* START *

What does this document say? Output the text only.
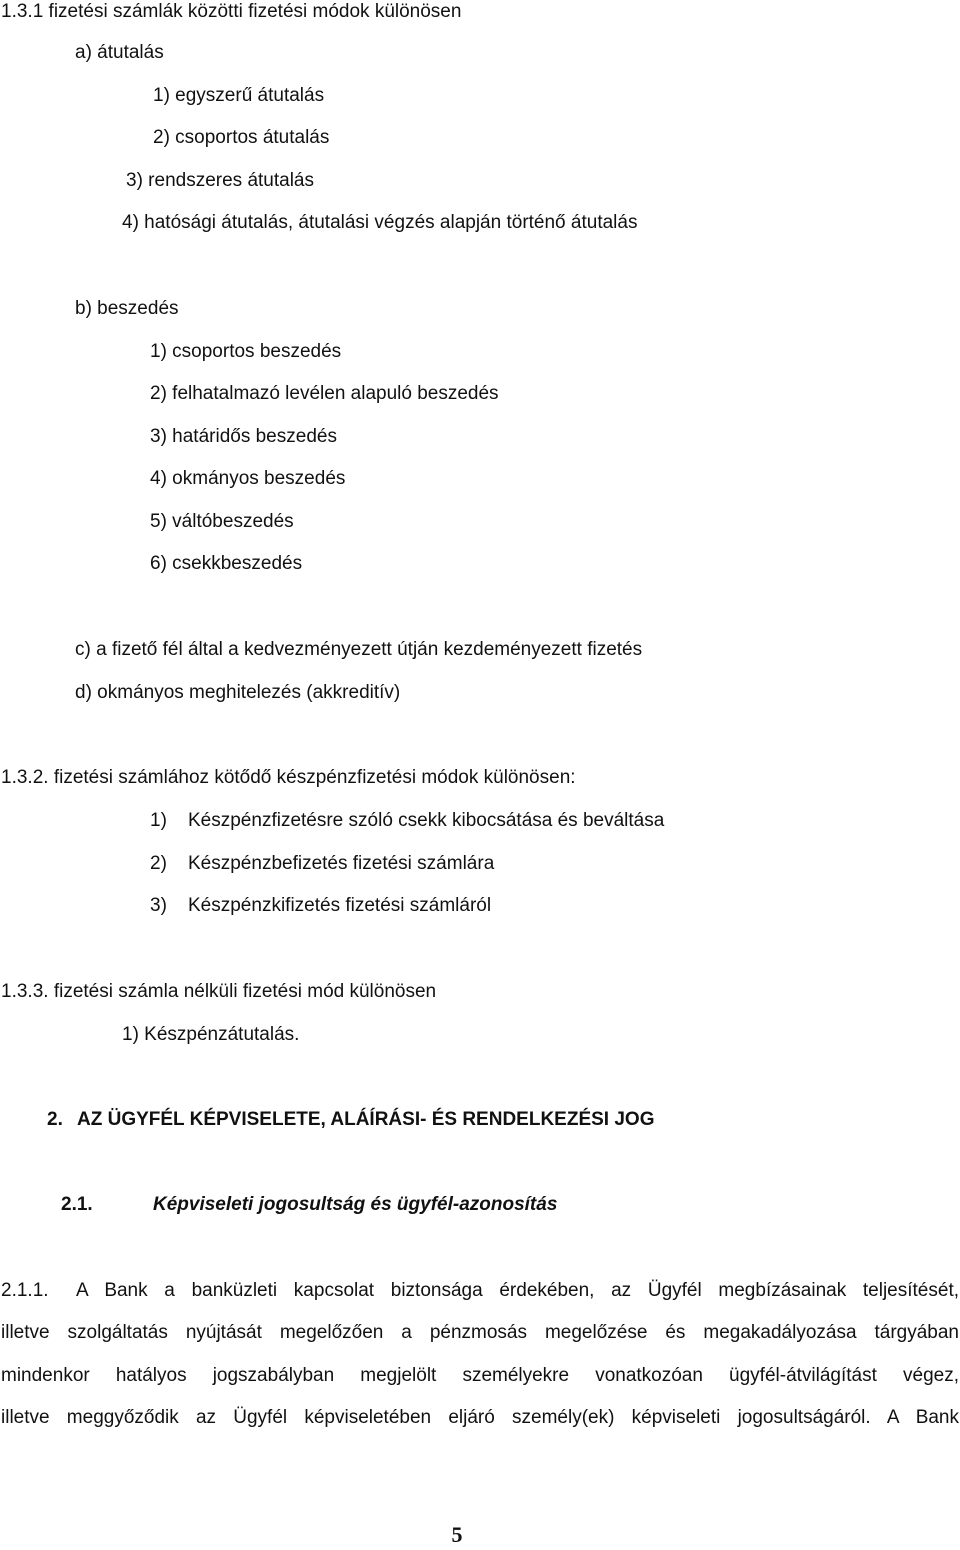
1.3.1 fizetési számlák közötti fizetési módok különösen
a) átutalás
1) egyszerű átutalás
2) csoportos átutalás
3) rendszeres átutalás
4) hatósági átutalás, átutalási végzés alapján történő átutalás
b) beszedés
1) csoportos beszedés
2) felhatalmazó levélen alapuló beszedés
3) határidős beszedés
4) okmányos beszedés
5) váltóbeszedés
6) csekkbeszedés
c) a fizető fél által a kedvezményezett útján kezdeményezett fizetés
d) okmányos meghitelezés (akkreditív)
1.3.2. fizetési számlához kötődő készpénzfizetési módok különösen:
1) Készpénzfizetésre szóló csekk kibocsátása és beváltása
2) Készpénzbefizetés fizetési számlára
3) Készpénzkifizetés fizetési számláról
1.3.3. fizetési számla nélküli fizetési mód különösen
1) Készpénzátutalás.
2. AZ ÜGYFÉL KÉPVISELETE, ALÁÍRÁSI- ÉS RENDELKEZÉSI JOG
2.1.	Képviseleti jogosultság és ügyfél-azonosítás
2.1.1. A Bank a banküzleti kapcsolat biztonsága érdekében, az Ügyfél megbízásainak teljesítését,
illetve szolgáltatás nyújtását megelőzően a pénzmosás megelőzése és megakadályozása tárgyában
mindenkor hatályos jogszabályban megjelölt személyekre vonatkozóan ügyfél-átvilágítást végez,
illetve meggyőződik az Ügyfél képviseletében eljáró személy(ek) képviseleti jogosultságáról. A Bank
5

* END *

Problem to work on => Pick out the lines containing the string "illetve" and show them.

Solution for this task =>
illetve szolgáltatás nyújtását megelőzően a pénzmosás megelőzése és megakadályozása tárgyában
illetve meggyőződik az Ügyfél képviseletében eljáró személy(ek) képviseleti jogosultságáról. A Bank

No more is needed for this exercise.